··· RECORD LIST ···
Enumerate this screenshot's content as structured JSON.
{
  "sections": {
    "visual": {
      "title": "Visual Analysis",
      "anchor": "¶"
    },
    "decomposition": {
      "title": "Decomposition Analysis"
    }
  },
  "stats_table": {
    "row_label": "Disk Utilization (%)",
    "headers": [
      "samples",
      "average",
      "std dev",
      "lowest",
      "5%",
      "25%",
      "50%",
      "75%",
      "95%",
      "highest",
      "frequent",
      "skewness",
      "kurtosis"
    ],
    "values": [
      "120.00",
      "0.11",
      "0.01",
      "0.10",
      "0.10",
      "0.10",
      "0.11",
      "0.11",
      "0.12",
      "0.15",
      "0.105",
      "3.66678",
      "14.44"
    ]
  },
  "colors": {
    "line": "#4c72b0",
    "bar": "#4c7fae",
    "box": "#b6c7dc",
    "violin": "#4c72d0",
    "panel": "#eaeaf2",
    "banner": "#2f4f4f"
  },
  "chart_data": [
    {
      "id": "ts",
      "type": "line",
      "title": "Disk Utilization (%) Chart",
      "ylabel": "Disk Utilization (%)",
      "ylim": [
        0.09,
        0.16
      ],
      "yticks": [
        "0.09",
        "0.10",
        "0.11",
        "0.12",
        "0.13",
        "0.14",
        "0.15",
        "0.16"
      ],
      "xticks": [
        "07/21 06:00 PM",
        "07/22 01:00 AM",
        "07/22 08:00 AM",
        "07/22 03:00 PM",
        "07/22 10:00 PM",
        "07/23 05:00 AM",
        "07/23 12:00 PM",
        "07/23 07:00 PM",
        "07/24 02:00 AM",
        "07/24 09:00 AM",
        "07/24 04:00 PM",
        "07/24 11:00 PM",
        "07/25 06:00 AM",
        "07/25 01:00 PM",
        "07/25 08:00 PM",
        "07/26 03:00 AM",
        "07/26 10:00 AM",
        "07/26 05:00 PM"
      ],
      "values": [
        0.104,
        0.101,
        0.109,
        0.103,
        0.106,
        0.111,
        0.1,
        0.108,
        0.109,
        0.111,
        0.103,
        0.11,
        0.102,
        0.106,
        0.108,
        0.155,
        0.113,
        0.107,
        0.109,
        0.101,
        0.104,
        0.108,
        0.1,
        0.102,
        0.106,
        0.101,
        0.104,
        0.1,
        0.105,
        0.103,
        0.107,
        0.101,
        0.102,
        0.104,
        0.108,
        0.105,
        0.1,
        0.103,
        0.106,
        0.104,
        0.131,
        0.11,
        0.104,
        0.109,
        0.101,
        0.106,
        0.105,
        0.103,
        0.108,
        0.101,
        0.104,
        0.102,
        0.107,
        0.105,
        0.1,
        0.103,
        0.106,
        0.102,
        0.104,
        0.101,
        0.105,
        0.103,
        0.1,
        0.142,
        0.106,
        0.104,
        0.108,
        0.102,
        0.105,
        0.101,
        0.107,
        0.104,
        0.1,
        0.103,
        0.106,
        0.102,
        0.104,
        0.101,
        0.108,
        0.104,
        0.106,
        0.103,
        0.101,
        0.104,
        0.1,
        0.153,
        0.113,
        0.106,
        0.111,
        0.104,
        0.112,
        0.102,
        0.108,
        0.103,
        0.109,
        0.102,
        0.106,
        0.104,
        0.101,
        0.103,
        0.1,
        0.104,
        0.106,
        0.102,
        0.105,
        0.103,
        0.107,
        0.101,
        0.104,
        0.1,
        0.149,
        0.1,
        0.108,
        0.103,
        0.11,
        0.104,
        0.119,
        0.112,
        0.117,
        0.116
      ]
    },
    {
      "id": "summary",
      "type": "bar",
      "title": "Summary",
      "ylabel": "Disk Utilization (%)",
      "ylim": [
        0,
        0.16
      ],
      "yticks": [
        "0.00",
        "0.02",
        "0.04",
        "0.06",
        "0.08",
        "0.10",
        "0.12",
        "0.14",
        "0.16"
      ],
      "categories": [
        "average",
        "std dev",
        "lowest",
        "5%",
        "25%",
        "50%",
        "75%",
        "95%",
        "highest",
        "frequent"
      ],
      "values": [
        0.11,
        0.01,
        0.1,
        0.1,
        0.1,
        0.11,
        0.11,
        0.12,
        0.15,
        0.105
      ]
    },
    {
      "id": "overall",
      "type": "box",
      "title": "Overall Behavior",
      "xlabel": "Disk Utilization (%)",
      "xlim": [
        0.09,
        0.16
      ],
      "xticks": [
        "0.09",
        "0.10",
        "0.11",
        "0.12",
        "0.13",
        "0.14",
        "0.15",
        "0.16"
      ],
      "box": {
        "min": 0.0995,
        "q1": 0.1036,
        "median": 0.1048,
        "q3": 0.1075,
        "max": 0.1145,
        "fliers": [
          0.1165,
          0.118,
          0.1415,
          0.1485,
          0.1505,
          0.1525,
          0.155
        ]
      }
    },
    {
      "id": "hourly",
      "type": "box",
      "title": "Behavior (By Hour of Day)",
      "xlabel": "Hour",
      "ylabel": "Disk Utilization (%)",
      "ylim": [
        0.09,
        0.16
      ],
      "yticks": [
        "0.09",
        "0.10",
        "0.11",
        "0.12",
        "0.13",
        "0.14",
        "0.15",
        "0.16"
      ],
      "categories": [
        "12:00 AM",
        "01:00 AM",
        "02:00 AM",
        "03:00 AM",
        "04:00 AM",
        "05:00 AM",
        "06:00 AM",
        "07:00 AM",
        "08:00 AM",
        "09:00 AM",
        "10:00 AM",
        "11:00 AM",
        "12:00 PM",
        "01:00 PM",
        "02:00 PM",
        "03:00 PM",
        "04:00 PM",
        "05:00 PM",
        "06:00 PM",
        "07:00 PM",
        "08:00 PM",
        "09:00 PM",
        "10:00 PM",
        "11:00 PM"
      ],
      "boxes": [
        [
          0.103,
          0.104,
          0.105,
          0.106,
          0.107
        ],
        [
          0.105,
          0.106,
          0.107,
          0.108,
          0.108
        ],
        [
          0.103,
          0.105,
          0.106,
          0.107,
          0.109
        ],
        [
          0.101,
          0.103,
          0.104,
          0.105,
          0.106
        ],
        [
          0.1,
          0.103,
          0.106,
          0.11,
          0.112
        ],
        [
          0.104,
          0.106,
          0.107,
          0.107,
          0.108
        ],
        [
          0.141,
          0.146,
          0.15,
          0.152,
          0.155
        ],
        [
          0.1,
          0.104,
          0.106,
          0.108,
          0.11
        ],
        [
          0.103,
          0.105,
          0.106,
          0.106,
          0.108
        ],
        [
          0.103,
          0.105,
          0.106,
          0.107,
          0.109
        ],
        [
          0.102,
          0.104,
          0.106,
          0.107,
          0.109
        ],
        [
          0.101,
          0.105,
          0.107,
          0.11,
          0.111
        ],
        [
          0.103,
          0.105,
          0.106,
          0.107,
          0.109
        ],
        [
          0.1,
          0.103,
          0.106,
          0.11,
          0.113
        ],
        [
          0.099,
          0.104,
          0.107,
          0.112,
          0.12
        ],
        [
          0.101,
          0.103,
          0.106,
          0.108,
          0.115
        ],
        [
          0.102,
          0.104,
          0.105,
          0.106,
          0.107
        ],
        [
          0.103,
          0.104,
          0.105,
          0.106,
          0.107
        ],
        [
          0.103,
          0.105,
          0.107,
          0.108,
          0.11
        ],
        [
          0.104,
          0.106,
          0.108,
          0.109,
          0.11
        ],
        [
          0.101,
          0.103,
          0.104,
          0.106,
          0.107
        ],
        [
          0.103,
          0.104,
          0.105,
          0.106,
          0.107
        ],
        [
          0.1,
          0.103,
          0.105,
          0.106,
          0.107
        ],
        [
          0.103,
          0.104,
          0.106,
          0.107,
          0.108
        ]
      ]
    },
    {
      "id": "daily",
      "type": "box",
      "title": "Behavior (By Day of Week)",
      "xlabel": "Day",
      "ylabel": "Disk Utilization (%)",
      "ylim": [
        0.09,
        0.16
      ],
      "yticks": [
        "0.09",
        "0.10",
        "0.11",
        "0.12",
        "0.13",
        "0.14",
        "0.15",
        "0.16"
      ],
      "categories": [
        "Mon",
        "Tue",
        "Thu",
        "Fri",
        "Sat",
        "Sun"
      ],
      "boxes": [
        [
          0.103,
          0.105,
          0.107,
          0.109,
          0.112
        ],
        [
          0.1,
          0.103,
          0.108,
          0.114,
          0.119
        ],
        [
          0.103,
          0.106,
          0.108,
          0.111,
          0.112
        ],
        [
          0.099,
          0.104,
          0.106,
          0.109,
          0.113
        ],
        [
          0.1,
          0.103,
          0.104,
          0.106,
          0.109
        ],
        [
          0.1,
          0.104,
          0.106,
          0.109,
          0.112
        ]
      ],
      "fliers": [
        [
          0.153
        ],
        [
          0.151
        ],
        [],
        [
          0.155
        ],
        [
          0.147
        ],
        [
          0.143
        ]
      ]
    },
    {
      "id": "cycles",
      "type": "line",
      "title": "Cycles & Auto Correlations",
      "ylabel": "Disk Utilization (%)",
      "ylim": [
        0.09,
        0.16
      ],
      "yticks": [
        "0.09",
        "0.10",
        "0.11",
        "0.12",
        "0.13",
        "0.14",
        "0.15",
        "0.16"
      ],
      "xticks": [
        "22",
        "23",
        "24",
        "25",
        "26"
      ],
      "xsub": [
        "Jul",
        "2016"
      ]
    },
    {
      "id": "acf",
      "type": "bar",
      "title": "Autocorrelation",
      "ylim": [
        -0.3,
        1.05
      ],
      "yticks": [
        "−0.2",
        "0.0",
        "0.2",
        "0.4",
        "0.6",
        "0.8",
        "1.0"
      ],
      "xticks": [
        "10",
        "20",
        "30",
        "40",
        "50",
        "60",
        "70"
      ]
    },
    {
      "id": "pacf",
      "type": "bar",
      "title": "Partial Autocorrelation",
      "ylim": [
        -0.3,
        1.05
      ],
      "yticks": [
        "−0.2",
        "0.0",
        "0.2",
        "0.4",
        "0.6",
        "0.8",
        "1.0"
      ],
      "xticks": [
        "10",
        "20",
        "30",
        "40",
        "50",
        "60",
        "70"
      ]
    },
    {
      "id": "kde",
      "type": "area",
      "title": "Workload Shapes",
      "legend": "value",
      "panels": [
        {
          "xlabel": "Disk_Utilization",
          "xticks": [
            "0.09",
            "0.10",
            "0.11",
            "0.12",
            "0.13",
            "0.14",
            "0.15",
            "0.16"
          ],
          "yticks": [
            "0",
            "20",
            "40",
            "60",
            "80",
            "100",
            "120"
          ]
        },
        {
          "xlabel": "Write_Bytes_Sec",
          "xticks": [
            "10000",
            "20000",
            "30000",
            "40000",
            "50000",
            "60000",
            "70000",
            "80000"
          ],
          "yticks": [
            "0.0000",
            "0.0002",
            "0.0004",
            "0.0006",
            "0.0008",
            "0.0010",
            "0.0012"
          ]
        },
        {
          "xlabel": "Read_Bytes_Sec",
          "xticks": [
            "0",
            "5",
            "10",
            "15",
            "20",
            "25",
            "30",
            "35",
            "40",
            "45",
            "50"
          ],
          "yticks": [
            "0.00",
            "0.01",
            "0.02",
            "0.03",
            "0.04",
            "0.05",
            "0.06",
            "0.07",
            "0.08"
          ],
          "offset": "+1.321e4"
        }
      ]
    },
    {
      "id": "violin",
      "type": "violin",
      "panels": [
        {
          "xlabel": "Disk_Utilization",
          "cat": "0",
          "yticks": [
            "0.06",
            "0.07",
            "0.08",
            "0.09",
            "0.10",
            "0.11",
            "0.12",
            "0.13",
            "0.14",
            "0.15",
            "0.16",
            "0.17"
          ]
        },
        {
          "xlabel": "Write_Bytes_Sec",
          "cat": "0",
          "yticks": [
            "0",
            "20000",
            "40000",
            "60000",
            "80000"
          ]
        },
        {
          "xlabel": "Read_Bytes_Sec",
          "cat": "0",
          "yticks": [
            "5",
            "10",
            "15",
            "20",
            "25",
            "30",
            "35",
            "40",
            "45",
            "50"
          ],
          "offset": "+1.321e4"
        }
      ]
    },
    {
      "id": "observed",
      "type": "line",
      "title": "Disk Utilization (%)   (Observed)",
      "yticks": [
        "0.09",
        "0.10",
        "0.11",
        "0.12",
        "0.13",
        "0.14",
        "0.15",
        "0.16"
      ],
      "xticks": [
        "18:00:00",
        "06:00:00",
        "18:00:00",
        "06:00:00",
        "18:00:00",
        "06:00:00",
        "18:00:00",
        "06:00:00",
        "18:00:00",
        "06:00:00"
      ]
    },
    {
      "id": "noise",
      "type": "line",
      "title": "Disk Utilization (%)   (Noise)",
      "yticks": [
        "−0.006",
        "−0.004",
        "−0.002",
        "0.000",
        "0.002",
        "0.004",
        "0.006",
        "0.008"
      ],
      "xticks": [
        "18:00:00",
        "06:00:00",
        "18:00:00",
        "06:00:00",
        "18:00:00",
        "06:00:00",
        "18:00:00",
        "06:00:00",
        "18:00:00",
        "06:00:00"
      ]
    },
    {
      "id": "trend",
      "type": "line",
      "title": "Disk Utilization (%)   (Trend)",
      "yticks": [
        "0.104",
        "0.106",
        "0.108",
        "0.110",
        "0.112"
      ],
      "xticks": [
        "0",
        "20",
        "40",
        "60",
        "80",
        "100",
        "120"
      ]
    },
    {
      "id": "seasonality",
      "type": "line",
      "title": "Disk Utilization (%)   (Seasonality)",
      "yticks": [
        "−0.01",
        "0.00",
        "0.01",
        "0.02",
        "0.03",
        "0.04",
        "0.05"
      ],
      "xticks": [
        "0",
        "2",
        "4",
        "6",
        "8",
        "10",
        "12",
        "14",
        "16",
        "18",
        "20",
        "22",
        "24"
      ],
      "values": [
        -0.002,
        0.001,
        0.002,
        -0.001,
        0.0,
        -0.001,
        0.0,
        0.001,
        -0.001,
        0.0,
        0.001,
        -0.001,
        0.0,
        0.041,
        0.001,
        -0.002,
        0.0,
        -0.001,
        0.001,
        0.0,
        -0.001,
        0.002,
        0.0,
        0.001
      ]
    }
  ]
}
···
◆ **SHORT TASK**
List the lines that contain the word "Analysis".

◆ **WRITTEN ANSWER**
      "title": "Visual Analysis",
      "title": "Decomposition Analysis"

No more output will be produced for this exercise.